== GOAL ==
Locate each line with the string "source" in the listing below and copy it.
**** DATA SUPPLIED
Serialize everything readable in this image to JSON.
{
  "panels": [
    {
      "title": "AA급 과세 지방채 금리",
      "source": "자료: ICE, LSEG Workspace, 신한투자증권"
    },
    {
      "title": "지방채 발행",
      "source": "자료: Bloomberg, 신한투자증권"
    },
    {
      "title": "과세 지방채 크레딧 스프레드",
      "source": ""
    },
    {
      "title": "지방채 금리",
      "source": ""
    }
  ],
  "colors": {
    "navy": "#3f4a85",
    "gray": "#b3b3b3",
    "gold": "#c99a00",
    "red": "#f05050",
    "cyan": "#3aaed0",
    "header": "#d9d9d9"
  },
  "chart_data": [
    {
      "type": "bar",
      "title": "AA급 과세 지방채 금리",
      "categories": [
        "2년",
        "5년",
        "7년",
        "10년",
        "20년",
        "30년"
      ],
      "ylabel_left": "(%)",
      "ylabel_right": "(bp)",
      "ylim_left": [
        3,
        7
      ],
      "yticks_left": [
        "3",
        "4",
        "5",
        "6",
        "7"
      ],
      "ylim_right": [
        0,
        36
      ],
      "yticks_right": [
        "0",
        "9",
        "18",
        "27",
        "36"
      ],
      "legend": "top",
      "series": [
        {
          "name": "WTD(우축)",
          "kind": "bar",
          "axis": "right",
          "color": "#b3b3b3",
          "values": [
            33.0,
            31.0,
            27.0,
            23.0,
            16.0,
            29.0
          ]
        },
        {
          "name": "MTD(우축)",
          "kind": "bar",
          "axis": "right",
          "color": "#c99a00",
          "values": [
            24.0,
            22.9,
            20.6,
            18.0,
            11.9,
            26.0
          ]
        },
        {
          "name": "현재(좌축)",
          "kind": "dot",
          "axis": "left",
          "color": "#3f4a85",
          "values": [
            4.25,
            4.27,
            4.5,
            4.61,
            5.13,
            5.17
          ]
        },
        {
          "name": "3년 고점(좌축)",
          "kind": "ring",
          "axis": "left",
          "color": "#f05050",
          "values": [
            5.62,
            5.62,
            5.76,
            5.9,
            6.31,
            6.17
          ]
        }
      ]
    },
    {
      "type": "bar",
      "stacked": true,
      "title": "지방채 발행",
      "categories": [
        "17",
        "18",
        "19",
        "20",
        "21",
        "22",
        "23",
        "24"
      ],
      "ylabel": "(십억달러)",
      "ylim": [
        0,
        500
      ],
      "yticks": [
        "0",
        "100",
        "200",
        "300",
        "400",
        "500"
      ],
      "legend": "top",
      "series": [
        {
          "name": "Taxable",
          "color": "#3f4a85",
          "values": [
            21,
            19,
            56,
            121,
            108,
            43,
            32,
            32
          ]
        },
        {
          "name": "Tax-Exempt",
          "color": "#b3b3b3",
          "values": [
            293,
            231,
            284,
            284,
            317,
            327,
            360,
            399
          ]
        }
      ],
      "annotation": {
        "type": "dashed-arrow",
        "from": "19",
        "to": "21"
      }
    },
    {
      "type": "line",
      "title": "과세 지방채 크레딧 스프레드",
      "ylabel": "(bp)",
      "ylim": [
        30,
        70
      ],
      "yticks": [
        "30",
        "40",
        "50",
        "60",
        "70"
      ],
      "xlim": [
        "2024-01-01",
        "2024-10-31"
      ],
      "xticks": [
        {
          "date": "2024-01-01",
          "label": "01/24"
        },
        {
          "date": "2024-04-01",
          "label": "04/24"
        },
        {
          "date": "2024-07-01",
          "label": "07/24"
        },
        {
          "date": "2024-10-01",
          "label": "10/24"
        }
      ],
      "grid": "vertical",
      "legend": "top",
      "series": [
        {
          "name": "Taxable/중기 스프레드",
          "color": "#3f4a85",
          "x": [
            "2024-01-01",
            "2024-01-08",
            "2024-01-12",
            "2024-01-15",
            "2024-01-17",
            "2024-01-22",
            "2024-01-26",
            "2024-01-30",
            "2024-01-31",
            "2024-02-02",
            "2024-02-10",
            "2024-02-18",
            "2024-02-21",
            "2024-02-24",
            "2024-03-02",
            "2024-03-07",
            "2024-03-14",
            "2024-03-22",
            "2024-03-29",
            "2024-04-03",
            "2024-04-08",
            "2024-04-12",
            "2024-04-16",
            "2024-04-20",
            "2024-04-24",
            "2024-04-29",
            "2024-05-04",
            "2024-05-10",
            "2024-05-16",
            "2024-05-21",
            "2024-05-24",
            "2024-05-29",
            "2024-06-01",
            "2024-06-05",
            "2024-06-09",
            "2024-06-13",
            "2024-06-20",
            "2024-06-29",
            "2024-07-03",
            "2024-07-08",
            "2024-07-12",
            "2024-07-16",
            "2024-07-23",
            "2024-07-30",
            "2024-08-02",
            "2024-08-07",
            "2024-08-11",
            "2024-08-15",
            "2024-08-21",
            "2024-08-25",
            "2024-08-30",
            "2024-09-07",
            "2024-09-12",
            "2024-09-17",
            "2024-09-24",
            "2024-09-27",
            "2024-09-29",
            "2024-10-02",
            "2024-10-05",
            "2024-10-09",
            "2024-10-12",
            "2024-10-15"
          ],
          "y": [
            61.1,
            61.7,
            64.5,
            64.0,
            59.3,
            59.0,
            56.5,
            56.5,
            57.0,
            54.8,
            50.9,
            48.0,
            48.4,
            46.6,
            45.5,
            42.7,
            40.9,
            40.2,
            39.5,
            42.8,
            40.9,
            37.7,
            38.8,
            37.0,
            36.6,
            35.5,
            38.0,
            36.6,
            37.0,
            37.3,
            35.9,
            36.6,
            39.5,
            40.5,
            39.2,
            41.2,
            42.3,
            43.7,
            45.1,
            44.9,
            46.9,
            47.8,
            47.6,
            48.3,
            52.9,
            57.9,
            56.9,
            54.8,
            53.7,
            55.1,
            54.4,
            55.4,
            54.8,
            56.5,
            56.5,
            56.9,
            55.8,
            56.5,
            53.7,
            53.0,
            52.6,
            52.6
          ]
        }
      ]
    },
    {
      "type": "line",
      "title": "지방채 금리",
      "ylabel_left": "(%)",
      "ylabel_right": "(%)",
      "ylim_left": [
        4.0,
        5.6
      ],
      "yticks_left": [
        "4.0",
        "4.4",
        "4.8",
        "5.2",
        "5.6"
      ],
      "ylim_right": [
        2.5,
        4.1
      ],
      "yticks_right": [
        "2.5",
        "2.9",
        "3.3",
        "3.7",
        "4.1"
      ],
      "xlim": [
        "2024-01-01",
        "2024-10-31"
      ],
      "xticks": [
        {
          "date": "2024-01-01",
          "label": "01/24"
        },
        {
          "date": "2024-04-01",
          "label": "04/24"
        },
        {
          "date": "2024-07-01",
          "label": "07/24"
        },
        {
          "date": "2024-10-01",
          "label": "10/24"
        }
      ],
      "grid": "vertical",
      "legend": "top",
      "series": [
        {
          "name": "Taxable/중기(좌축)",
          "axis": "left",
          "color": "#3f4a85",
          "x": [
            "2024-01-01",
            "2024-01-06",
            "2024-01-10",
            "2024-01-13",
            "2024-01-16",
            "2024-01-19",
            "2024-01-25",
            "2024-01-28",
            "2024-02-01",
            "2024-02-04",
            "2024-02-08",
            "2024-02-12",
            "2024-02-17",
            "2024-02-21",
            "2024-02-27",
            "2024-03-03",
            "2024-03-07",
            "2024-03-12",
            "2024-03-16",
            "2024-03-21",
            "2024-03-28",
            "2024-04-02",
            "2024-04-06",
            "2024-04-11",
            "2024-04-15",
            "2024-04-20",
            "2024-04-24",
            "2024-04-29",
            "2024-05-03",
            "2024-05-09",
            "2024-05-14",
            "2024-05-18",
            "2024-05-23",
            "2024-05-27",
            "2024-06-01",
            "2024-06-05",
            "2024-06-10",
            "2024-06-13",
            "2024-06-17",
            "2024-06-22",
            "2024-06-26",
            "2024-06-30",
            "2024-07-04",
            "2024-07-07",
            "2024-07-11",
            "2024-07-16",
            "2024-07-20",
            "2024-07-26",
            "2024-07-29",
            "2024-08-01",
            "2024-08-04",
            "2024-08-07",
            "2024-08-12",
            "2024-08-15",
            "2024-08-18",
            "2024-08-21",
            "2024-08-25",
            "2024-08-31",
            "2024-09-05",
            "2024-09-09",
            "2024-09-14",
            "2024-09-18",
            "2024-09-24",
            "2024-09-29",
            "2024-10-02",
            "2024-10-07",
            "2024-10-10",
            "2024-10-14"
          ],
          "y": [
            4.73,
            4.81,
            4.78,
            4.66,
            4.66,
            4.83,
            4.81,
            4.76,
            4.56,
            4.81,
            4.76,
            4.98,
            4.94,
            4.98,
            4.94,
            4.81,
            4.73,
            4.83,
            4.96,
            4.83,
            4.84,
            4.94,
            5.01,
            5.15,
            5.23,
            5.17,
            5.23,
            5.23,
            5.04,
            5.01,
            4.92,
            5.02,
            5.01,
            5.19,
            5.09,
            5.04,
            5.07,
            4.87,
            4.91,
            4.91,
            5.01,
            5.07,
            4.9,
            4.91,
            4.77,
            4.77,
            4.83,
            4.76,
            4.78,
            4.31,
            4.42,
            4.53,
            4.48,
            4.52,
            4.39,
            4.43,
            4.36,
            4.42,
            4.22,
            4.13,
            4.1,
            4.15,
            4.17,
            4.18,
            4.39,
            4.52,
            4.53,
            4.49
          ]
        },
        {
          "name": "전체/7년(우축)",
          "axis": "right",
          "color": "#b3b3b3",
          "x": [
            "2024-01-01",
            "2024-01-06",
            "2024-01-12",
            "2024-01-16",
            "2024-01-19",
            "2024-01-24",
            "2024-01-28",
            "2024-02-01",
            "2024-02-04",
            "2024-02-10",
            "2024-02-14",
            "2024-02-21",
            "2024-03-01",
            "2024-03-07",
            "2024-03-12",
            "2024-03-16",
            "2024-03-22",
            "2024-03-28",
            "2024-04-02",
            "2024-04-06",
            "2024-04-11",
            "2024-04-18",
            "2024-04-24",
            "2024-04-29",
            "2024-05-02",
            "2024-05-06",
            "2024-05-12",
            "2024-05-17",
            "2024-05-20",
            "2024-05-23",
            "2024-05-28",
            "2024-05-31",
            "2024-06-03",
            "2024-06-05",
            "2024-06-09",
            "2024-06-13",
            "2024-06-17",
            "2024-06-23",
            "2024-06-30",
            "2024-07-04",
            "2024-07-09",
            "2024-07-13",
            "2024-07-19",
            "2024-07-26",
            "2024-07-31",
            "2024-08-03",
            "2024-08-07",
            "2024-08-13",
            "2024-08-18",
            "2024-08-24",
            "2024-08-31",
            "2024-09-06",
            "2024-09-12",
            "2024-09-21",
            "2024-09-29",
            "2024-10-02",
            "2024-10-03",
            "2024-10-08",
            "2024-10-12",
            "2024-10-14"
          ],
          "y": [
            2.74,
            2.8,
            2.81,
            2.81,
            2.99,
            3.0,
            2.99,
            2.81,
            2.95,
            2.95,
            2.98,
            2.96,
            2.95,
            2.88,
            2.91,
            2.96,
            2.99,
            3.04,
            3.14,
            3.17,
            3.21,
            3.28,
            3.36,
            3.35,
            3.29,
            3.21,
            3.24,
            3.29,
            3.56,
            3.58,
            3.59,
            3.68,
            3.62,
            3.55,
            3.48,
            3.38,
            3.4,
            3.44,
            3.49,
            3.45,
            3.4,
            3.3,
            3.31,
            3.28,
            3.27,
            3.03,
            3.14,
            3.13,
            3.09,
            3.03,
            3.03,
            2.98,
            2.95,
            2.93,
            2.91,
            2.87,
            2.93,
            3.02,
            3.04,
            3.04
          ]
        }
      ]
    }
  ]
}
********
== PROBLEM SOLUTION ==
      "source": "자료: ICE, LSEG Workspace, 신한투자증권"
      "source": "자료: Bloomberg, 신한투자증권"
      "source": ""
      "source": ""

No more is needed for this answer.